Aim of the exercise:
Using the records that follow, copy every line containing the word "родившийся".

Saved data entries

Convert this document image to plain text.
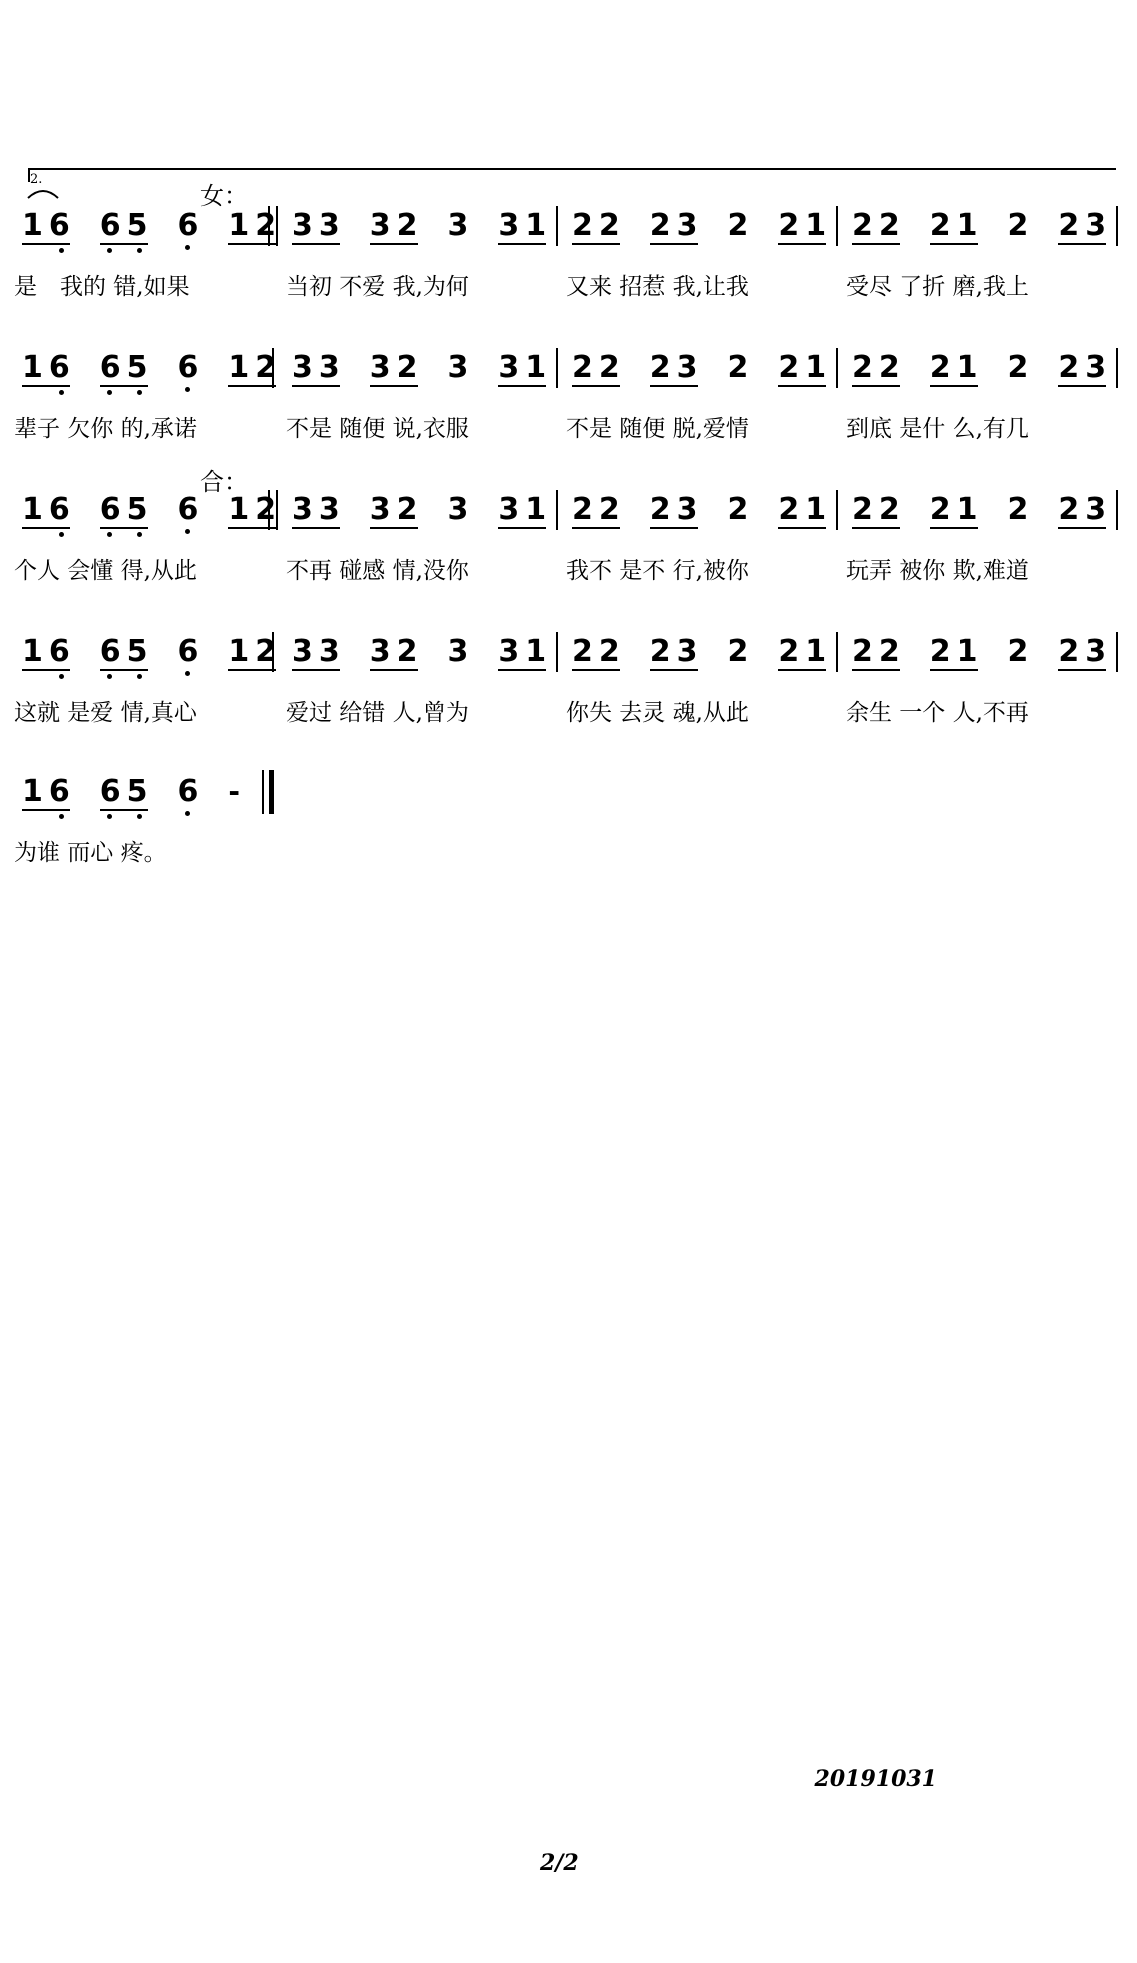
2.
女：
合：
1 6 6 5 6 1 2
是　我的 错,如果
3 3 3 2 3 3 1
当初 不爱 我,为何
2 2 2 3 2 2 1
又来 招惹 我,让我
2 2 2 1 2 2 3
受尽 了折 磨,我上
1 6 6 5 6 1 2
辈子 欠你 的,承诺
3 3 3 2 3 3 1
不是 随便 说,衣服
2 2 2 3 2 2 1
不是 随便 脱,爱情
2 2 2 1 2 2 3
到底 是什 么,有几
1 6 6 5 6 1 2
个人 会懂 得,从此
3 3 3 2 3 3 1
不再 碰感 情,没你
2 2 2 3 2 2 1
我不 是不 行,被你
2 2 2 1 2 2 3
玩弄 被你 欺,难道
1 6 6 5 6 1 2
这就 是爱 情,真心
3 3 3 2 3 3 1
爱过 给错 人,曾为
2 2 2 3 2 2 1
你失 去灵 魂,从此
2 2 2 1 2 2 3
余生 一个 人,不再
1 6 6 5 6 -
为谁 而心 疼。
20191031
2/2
--
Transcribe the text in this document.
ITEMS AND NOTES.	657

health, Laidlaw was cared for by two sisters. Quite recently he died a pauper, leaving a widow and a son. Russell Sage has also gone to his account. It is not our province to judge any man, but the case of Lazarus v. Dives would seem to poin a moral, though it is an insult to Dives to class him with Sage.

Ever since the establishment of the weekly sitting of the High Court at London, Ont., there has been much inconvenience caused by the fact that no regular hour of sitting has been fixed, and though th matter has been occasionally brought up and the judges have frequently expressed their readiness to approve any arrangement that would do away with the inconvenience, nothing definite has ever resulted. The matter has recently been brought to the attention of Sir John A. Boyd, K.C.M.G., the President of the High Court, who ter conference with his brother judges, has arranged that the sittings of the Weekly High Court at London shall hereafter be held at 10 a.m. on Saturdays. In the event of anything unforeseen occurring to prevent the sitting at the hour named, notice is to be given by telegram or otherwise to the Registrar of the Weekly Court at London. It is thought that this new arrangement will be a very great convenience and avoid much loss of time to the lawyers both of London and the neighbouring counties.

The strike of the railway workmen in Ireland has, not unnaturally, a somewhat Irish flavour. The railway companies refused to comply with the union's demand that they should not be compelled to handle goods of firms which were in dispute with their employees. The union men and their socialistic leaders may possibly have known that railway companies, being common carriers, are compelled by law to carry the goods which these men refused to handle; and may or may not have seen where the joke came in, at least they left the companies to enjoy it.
==
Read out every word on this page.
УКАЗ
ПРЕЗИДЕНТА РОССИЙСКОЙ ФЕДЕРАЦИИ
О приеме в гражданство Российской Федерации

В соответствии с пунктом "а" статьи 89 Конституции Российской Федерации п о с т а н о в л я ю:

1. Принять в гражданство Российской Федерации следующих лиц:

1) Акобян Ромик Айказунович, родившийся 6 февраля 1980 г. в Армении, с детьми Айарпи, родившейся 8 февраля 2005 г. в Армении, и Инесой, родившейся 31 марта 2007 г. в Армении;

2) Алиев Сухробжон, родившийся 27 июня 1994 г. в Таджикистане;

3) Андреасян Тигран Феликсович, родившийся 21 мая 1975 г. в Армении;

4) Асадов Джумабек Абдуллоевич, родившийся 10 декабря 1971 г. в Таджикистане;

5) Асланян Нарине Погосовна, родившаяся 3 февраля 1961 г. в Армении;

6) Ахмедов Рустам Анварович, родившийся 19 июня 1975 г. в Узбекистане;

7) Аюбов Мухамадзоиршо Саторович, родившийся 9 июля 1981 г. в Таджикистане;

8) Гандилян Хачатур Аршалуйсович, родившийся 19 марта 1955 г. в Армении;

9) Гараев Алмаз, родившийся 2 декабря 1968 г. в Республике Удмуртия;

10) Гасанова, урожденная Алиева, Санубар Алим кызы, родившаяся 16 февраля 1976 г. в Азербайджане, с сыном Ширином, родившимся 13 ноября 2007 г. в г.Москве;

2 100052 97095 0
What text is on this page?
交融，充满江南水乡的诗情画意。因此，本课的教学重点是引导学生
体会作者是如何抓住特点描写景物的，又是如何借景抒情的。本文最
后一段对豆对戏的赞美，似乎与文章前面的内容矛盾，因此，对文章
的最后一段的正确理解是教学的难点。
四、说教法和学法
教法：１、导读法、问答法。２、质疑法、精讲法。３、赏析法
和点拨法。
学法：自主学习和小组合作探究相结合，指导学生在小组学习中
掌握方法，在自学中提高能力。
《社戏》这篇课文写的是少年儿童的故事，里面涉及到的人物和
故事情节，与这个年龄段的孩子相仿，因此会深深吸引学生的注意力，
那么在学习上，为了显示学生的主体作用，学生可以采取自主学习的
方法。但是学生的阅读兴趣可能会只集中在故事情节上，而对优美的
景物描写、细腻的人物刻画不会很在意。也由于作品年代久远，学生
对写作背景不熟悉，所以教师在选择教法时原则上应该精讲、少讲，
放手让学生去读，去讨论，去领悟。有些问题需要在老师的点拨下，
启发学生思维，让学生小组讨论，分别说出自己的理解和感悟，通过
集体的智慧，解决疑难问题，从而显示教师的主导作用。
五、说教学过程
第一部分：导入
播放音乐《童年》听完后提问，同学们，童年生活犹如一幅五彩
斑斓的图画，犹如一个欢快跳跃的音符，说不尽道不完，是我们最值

The completed task:
1) Акобян Ромик Айказунович, родившийся 6 февраля 1980 г. в Армении, с детьми Айарпи, родившейся 8 февраля 2005 г. в Армении, и Инесой, родившейся 31 марта 2007 г. в Армении;
2) Алиев Сухробжон, родившийся 27 июня 1994 г. в Таджикистане;
3) Андреасян Тигран Феликсович, родившийся 21 мая 1975 г. в Армении;
4) Асадов Джумабек Абдуллоевич, родившийся 10 декабря 1971 г. в Таджикистане;
6) Ахмедов Рустам Анварович, родившийся 19 июня 1975 г. в Узбекистане;
7) Аюбов Мухамадзоиршо Саторович, родившийся 9 июля 1981 г. в Таджикистане;
8) Гандилян Хачатур Аршалуйсович, родившийся 19 марта 1955 г. в Армении;
9) Гараев Алмаз, родившийся 2 декабря 1968 г. в Республике Удмуртия;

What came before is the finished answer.